Source data

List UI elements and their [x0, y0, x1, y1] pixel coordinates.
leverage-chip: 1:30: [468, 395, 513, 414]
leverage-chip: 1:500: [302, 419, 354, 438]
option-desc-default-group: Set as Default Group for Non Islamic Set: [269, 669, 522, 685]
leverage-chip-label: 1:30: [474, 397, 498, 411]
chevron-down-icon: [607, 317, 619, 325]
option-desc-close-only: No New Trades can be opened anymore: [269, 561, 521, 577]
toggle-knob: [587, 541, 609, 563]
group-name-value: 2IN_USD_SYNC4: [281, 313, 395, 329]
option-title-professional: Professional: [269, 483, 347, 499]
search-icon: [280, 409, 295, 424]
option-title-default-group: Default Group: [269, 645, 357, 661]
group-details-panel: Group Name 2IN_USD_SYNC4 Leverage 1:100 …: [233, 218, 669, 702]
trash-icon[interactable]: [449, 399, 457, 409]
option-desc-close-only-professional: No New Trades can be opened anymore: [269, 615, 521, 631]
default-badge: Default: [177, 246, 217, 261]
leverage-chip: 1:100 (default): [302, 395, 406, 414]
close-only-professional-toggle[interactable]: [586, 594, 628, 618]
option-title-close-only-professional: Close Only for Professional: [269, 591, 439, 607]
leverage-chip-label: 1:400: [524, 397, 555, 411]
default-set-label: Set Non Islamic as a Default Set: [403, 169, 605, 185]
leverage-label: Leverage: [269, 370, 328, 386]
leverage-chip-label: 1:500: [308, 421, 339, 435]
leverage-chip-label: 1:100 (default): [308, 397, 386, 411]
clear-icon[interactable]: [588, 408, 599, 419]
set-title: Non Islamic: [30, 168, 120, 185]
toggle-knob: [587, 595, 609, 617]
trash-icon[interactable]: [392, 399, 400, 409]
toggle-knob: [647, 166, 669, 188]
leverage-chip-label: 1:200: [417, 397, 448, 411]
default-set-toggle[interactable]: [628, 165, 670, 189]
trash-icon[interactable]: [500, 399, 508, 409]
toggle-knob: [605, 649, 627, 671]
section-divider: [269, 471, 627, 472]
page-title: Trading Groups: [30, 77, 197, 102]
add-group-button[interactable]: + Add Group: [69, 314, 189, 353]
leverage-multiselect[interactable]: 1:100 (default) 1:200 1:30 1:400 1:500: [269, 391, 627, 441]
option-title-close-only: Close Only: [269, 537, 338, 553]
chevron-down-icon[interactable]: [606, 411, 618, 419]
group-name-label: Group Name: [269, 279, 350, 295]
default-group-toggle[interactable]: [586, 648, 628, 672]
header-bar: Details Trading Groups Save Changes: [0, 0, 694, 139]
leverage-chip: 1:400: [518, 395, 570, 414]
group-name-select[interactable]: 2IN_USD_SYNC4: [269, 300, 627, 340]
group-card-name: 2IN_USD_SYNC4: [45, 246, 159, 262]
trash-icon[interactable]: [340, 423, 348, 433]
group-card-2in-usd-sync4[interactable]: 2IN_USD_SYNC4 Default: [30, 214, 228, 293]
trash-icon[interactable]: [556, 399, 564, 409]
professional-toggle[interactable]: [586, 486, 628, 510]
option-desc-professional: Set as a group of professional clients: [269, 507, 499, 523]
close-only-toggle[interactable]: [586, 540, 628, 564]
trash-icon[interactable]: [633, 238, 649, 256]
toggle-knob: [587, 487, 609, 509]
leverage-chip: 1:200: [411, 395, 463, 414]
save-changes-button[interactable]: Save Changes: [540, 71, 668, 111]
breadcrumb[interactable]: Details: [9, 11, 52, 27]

Instruction
Please write out all the records above again, swapping each "toggle-knob" for "switch-knob" and keeping everything else the same.

Output for this exercise
List UI elements and their [x0, y0, x1, y1] pixel coordinates.
leverage-chip: 1:30: [468, 395, 513, 414]
leverage-chip: 1:500: [302, 419, 354, 438]
option-desc-default-group: Set as Default Group for Non Islamic Set: [269, 669, 522, 685]
leverage-chip-label: 1:30: [474, 397, 498, 411]
chevron-down-icon: [607, 317, 619, 325]
option-desc-close-only: No New Trades can be opened anymore: [269, 561, 521, 577]
switch-knob: [587, 541, 609, 563]
group-name-value: 2IN_USD_SYNC4: [281, 313, 395, 329]
option-title-professional: Professional: [269, 483, 347, 499]
search-icon: [280, 409, 295, 424]
option-title-default-group: Default Group: [269, 645, 357, 661]
group-details-panel: Group Name 2IN_USD_SYNC4 Leverage 1:100 …: [233, 218, 669, 702]
trash-icon[interactable]: [449, 399, 457, 409]
option-desc-close-only-professional: No New Trades can be opened anymore: [269, 615, 521, 631]
default-badge: Default: [177, 246, 217, 261]
leverage-chip: 1:100 (default): [302, 395, 406, 414]
close-only-professional-toggle[interactable]: [586, 594, 628, 618]
option-title-close-only-professional: Close Only for Professional: [269, 591, 439, 607]
leverage-chip-label: 1:400: [524, 397, 555, 411]
default-set-label: Set Non Islamic as a Default Set: [403, 169, 605, 185]
leverage-label: Leverage: [269, 370, 328, 386]
leverage-chip-label: 1:500: [308, 421, 339, 435]
leverage-chip-label: 1:100 (default): [308, 397, 386, 411]
clear-icon[interactable]: [588, 408, 599, 419]
set-title: Non Islamic: [30, 168, 120, 185]
switch-knob: [587, 595, 609, 617]
trash-icon[interactable]: [392, 399, 400, 409]
switch-knob: [647, 166, 669, 188]
leverage-chip-label: 1:200: [417, 397, 448, 411]
default-set-toggle[interactable]: [628, 165, 670, 189]
trash-icon[interactable]: [500, 399, 508, 409]
switch-knob: [605, 649, 627, 671]
section-divider: [269, 471, 627, 472]
page-title: Trading Groups: [30, 77, 197, 102]
add-group-button[interactable]: + Add Group: [69, 314, 189, 353]
leverage-multiselect[interactable]: 1:100 (default) 1:200 1:30 1:400 1:500: [269, 391, 627, 441]
option-title-close-only: Close Only: [269, 537, 338, 553]
chevron-down-icon[interactable]: [606, 411, 618, 419]
group-name-label: Group Name: [269, 279, 350, 295]
default-group-toggle[interactable]: [586, 648, 628, 672]
header-bar: Details Trading Groups Save Changes: [0, 0, 694, 139]
leverage-chip: 1:400: [518, 395, 570, 414]
group-name-select[interactable]: 2IN_USD_SYNC4: [269, 300, 627, 340]
group-card-name: 2IN_USD_SYNC4: [45, 246, 159, 262]
trash-icon[interactable]: [340, 423, 348, 433]
group-card-2in-usd-sync4[interactable]: 2IN_USD_SYNC4 Default: [30, 214, 228, 293]
trash-icon[interactable]: [556, 399, 564, 409]
professional-toggle[interactable]: [586, 486, 628, 510]
option-desc-professional: Set as a group of professional clients: [269, 507, 499, 523]
close-only-toggle[interactable]: [586, 540, 628, 564]
trash-icon[interactable]: [633, 238, 649, 256]
switch-knob: [587, 487, 609, 509]
leverage-chip: 1:200: [411, 395, 463, 414]
save-changes-button[interactable]: Save Changes: [540, 71, 668, 111]
breadcrumb[interactable]: Details: [9, 11, 52, 27]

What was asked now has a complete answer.